## [To do]
Each entry below must be repeated word for word.

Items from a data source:
■ ■ ■ ■ ■ ■ ■

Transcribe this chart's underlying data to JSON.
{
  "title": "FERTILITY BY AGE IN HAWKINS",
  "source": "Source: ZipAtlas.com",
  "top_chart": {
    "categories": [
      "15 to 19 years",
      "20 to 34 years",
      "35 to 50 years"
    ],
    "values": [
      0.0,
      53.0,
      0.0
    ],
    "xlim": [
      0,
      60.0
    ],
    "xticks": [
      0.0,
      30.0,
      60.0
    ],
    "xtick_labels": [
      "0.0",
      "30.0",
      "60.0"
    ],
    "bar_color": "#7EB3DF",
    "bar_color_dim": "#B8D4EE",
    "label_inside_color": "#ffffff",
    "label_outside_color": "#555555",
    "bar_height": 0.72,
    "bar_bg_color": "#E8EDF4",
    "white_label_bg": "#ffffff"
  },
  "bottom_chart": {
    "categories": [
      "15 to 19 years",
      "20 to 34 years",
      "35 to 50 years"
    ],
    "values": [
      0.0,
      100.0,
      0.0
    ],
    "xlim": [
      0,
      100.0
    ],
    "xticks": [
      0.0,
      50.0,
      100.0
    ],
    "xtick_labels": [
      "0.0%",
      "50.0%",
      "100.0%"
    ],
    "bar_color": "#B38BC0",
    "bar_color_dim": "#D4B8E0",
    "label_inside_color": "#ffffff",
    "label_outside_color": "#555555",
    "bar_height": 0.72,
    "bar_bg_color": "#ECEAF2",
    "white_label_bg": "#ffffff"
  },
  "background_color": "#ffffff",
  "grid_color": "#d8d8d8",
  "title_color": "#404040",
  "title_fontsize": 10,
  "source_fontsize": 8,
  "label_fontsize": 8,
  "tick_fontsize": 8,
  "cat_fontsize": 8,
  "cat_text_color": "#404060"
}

■ ■ ■ ■ ■ ■ ■

## [Output for this exercise]
Transcribe this chart's underlying data to JSON.
{
  "title": "FERTILITY BY AGE IN HAWKINS",
  "source": "Source: ZipAtlas.com",
  "top_chart": {
    "categories": [
      "15 to 19 years",
      "20 to 34 years",
      "35 to 50 years"
    ],
    "values": [
      0.0,
      53.0,
      0.0
    ],
    "xlim": [
      0,
      60.0
    ],
    "xticks": [
      0.0,
      30.0,
      60.0
    ],
    "xtick_labels": [
      "0.0",
      "30.0",
      "60.0"
    ],
    "bar_color": "#7EB3DF",
    "bar_color_dim": "#B8D4EE",
    "label_inside_color": "#ffffff",
    "label_outside_color": "#555555",
    "bar_height": 0.72,
    "bar_bg_color": "#E8EDF4",
    "white_label_bg": "#ffffff"
  },
  "bottom_chart": {
    "categories": [
      "15 to 19 years",
      "20 to 34 years",
      "35 to 50 years"
    ],
    "values": [
      0.0,
      100.0,
      0.0
    ],
    "xlim": [
      0,
      100.0
    ],
    "xticks": [
      0.0,
      50.0,
      100.0
    ],
    "xtick_labels": [
      "0.0%",
      "50.0%",
      "100.0%"
    ],
    "bar_color": "#B38BC0",
    "bar_color_dim": "#D4B8E0",
    "label_inside_color": "#ffffff",
    "label_outside_color": "#555555",
    "bar_height": 0.72,
    "bar_bg_color": "#ECEAF2",
    "white_label_bg": "#ffffff"
  },
  "background_color": "#ffffff",
  "grid_color": "#d8d8d8",
  "title_color": "#404040",
  "title_fontsize": 10,
  "source_fontsize": 8,
  "label_fontsize": 8,
  "tick_fontsize": 8,
  "cat_fontsize": 8,
  "cat_text_color": "#404060"
}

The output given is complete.